*What is expected*:
Copy every line in the records below that contains the word "Dharwad".

────

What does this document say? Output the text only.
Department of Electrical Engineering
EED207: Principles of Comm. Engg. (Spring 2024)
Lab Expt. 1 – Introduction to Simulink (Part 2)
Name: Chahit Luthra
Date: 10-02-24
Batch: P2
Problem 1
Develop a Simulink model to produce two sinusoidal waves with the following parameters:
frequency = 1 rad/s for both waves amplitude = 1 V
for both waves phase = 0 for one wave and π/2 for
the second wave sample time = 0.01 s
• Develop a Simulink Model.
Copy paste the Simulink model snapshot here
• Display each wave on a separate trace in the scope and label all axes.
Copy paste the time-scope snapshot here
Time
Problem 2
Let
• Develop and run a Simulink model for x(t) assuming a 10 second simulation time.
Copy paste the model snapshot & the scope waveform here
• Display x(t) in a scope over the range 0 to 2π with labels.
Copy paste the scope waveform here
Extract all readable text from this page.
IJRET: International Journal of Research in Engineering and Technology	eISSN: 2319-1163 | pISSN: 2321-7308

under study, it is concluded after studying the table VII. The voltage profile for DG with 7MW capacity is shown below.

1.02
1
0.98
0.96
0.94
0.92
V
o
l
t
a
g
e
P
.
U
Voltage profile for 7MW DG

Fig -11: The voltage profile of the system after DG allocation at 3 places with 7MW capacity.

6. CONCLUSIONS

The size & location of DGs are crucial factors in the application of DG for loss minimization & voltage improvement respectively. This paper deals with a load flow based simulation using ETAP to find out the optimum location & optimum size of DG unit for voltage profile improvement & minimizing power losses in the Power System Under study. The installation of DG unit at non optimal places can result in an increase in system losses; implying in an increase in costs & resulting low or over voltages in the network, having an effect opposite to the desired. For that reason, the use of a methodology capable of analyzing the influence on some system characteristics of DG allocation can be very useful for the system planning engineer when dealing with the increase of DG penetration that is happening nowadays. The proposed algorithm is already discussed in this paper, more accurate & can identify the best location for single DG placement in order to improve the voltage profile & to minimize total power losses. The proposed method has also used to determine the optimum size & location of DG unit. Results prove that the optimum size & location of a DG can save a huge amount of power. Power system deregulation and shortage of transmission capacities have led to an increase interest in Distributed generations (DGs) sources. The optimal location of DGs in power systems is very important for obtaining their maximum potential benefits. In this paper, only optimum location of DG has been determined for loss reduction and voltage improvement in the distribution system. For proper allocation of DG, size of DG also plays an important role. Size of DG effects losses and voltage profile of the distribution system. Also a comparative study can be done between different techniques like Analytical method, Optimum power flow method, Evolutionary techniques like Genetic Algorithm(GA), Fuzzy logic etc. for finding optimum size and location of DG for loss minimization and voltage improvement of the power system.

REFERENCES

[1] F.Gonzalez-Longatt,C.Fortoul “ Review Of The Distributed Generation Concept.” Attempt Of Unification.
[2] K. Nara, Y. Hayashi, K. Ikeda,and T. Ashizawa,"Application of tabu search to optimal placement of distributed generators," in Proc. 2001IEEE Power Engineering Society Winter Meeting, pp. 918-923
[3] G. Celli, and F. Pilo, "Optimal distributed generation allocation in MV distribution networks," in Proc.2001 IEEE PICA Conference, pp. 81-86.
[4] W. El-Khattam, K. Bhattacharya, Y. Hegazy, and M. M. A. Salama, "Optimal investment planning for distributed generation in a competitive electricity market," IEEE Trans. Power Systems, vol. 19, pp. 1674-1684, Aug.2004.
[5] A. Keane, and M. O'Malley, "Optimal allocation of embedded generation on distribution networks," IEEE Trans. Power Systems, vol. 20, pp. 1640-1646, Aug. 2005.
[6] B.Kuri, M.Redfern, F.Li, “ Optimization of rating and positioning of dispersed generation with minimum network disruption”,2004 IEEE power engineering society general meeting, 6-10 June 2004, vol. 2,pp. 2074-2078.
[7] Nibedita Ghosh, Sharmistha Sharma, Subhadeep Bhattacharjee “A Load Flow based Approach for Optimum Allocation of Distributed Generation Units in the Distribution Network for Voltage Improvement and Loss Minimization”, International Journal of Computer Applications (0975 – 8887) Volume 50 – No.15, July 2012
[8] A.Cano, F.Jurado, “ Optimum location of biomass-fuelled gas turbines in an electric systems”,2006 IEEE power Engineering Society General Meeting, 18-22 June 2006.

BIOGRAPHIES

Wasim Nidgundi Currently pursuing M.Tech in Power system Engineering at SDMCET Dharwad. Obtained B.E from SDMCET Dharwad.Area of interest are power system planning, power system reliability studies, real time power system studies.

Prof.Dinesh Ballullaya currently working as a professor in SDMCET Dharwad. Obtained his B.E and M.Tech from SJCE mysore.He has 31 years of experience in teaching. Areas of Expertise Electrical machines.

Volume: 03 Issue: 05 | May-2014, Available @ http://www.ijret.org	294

────

*The completed task*:
Wasim Nidgundi Currently pursuing M.Tech in Power system Engineering at SDMCET Dharwad. Obtained B.E from SDMCET Dharwad.Area of interest are power system planning, power system reliability studies, real time power system studies.
Prof.Dinesh Ballullaya currently working as a professor in SDMCET Dharwad. Obtained his B.E and M.Tech from SJCE mysore.He has 31 years of experience in teaching. Areas of Expertise Electrical machines.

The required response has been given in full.